# Exercise material

*** Block opens ***

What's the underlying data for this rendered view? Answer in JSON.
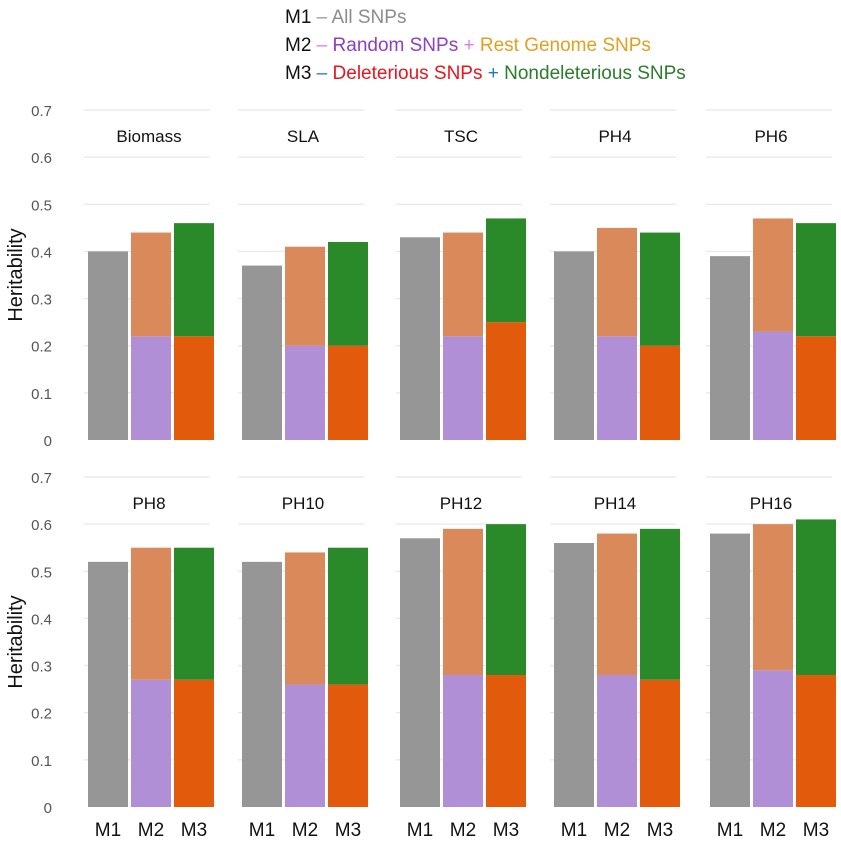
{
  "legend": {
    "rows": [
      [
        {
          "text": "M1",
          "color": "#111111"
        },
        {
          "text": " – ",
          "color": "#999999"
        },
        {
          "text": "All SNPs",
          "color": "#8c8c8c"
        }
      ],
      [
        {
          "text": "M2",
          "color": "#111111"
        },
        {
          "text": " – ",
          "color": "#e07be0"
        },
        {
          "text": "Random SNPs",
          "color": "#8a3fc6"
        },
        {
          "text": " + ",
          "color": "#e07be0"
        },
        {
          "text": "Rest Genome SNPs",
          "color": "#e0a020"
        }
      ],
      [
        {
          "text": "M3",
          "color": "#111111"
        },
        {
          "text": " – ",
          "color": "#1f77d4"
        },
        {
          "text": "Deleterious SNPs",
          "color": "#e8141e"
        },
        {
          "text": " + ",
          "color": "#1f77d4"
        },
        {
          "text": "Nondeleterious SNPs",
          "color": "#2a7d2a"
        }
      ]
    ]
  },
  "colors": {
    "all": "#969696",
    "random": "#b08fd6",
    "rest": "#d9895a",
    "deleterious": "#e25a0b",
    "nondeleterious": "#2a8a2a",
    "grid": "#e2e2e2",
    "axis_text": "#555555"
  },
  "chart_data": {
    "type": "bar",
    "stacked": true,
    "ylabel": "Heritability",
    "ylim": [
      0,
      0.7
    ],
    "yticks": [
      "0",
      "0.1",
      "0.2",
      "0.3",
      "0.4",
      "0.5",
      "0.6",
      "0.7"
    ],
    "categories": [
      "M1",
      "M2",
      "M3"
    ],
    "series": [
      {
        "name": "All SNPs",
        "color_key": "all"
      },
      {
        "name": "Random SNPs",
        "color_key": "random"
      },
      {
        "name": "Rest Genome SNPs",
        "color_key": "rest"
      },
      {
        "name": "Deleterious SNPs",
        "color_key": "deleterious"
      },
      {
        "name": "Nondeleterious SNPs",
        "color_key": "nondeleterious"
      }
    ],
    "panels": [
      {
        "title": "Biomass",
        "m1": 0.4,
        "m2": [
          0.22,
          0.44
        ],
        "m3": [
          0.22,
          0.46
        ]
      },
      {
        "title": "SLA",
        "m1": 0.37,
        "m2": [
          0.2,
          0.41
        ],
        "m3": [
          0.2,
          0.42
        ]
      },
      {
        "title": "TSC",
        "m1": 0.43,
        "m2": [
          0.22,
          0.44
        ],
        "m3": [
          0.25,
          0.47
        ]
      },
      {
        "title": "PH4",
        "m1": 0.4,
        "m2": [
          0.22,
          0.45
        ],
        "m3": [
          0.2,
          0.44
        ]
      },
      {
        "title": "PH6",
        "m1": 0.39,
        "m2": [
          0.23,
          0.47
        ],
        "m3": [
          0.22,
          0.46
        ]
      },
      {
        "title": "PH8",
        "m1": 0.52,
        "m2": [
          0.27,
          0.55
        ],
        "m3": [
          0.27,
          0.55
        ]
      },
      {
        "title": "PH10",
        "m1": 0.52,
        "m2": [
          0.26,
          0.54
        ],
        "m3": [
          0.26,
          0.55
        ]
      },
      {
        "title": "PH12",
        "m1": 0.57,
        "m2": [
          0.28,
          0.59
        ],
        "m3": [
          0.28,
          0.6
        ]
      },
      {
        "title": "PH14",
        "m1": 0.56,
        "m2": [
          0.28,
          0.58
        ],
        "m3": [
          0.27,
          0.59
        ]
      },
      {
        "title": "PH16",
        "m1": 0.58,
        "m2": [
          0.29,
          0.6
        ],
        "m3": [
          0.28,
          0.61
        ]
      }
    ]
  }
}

*** Block closes ***

# Task to complete
Above are the records; copy them exactly without the pictures.

# Answer section
What's the underlying data for this rendered view? Answer in JSON.
{
  "legend": {
    "rows": [
      [
        {
          "text": "M1",
          "color": "#111111"
        },
        {
          "text": " – ",
          "color": "#999999"
        },
        {
          "text": "All SNPs",
          "color": "#8c8c8c"
        }
      ],
      [
        {
          "text": "M2",
          "color": "#111111"
        },
        {
          "text": " – ",
          "color": "#e07be0"
        },
        {
          "text": "Random SNPs",
          "color": "#8a3fc6"
        },
        {
          "text": " + ",
          "color": "#e07be0"
        },
        {
          "text": "Rest Genome SNPs",
          "color": "#e0a020"
        }
      ],
      [
        {
          "text": "M3",
          "color": "#111111"
        },
        {
          "text": " – ",
          "color": "#1f77d4"
        },
        {
          "text": "Deleterious SNPs",
          "color": "#e8141e"
        },
        {
          "text": " + ",
          "color": "#1f77d4"
        },
        {
          "text": "Nondeleterious SNPs",
          "color": "#2a7d2a"
        }
      ]
    ]
  },
  "colors": {
    "all": "#969696",
    "random": "#b08fd6",
    "rest": "#d9895a",
    "deleterious": "#e25a0b",
    "nondeleterious": "#2a8a2a",
    "grid": "#e2e2e2",
    "axis_text": "#555555"
  },
  "chart_data": {
    "type": "bar",
    "stacked": true,
    "ylabel": "Heritability",
    "ylim": [
      0,
      0.7
    ],
    "yticks": [
      "0",
      "0.1",
      "0.2",
      "0.3",
      "0.4",
      "0.5",
      "0.6",
      "0.7"
    ],
    "categories": [
      "M1",
      "M2",
      "M3"
    ],
    "series": [
      {
        "name": "All SNPs",
        "color_key": "all"
      },
      {
        "name": "Random SNPs",
        "color_key": "random"
      },
      {
        "name": "Rest Genome SNPs",
        "color_key": "rest"
      },
      {
        "name": "Deleterious SNPs",
        "color_key": "deleterious"
      },
      {
        "name": "Nondeleterious SNPs",
        "color_key": "nondeleterious"
      }
    ],
    "panels": [
      {
        "title": "Biomass",
        "m1": 0.4,
        "m2": [
          0.22,
          0.44
        ],
        "m3": [
          0.22,
          0.46
        ]
      },
      {
        "title": "SLA",
        "m1": 0.37,
        "m2": [
          0.2,
          0.41
        ],
        "m3": [
          0.2,
          0.42
        ]
      },
      {
        "title": "TSC",
        "m1": 0.43,
        "m2": [
          0.22,
          0.44
        ],
        "m3": [
          0.25,
          0.47
        ]
      },
      {
        "title": "PH4",
        "m1": 0.4,
        "m2": [
          0.22,
          0.45
        ],
        "m3": [
          0.2,
          0.44
        ]
      },
      {
        "title": "PH6",
        "m1": 0.39,
        "m2": [
          0.23,
          0.47
        ],
        "m3": [
          0.22,
          0.46
        ]
      },
      {
        "title": "PH8",
        "m1": 0.52,
        "m2": [
          0.27,
          0.55
        ],
        "m3": [
          0.27,
          0.55
        ]
      },
      {
        "title": "PH10",
        "m1": 0.52,
        "m2": [
          0.26,
          0.54
        ],
        "m3": [
          0.26,
          0.55
        ]
      },
      {
        "title": "PH12",
        "m1": 0.57,
        "m2": [
          0.28,
          0.59
        ],
        "m3": [
          0.28,
          0.6
        ]
      },
      {
        "title": "PH14",
        "m1": 0.56,
        "m2": [
          0.28,
          0.58
        ],
        "m3": [
          0.27,
          0.59
        ]
      },
      {
        "title": "PH16",
        "m1": 0.58,
        "m2": [
          0.29,
          0.6
        ],
        "m3": [
          0.28,
          0.61
        ]
      }
    ]
  }
}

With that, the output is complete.